▶ WRITTEN PROBLEM: Take each line containing "Professor" and report it exactly as written.

----------

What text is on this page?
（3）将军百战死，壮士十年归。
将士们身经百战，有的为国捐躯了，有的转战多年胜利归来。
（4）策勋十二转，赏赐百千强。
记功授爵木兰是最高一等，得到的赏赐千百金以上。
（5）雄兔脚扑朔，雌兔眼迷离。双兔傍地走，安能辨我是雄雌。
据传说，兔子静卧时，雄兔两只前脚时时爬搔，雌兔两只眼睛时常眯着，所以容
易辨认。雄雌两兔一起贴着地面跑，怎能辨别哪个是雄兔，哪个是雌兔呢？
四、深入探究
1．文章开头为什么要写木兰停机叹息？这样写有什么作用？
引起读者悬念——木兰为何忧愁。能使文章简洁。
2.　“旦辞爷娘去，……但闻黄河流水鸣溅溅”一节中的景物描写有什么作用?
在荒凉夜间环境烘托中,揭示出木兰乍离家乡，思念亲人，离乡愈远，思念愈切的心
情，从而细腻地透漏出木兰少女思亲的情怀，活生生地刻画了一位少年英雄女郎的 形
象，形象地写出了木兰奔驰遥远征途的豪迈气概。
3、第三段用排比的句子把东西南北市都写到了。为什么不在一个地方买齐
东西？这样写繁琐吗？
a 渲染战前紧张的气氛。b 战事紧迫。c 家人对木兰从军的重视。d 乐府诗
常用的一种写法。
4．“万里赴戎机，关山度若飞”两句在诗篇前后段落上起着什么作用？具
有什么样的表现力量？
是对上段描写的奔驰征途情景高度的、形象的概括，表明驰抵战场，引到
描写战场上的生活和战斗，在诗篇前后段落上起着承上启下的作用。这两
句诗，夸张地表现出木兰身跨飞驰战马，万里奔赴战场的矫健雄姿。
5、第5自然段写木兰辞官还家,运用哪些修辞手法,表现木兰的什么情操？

----------

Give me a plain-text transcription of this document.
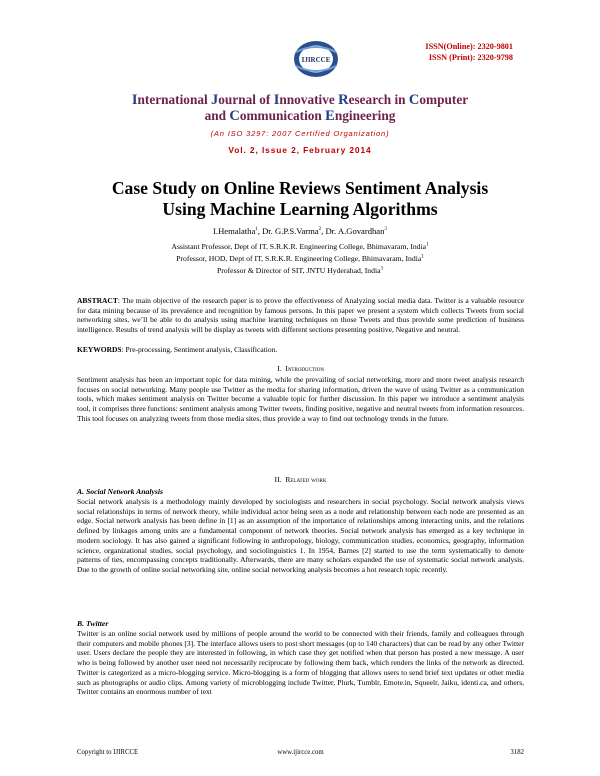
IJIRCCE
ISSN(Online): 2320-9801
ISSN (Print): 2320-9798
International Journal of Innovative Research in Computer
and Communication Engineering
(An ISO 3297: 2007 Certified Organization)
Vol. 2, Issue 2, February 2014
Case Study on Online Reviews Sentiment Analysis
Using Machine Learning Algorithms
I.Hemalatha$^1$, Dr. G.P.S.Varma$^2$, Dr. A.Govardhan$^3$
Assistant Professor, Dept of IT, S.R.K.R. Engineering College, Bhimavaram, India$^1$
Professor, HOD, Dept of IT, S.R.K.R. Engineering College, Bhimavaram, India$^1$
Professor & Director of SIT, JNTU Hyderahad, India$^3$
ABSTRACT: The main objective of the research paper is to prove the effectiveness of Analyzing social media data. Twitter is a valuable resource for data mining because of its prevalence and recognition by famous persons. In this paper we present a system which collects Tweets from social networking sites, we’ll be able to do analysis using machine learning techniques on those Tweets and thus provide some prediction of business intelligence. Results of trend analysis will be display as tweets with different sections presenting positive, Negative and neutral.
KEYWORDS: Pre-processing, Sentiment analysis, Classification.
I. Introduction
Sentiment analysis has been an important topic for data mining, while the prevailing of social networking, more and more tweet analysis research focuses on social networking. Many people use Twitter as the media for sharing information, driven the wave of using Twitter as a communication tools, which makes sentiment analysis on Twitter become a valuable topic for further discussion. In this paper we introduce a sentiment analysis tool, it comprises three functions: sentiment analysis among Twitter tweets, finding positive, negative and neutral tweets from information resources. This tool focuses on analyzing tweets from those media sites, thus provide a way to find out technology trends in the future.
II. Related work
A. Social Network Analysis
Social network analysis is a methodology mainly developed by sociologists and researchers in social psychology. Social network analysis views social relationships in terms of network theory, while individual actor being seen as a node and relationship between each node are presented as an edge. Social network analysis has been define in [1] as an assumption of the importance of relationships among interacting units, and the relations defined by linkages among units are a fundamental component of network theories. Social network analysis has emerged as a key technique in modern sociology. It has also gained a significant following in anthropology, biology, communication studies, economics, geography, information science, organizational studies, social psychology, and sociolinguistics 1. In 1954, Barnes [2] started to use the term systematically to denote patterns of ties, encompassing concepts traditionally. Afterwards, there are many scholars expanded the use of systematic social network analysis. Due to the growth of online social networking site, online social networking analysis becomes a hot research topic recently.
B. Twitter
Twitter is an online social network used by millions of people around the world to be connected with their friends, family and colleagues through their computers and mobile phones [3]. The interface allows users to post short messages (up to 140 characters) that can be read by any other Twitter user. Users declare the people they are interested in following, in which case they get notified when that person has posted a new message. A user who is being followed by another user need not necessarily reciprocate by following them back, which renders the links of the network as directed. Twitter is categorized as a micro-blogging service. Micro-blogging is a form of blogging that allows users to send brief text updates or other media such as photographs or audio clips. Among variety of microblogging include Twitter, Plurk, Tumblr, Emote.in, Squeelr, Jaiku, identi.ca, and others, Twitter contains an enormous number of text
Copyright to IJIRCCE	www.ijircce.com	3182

----------

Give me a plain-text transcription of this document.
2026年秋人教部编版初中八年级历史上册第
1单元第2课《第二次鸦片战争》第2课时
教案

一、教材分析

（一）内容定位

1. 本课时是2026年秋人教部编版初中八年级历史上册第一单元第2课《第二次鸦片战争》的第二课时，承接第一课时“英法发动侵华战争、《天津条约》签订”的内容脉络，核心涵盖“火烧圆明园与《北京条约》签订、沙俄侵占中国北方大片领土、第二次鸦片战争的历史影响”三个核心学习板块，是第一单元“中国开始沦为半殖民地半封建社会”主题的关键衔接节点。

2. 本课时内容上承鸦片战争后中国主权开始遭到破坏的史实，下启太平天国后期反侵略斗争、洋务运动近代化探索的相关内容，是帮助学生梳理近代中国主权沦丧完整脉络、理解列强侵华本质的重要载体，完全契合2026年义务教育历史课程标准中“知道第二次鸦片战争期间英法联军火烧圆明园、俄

----------

▶ TASK RESULT:
Assistant Professor, Dept of IT, S.R.K.R. Engineering College, Bhimavaram, India$^1$
Professor, HOD, Dept of IT, S.R.K.R. Engineering College, Bhimavaram, India$^1$
Professor & Director of SIT, JNTU Hyderahad, India$^3$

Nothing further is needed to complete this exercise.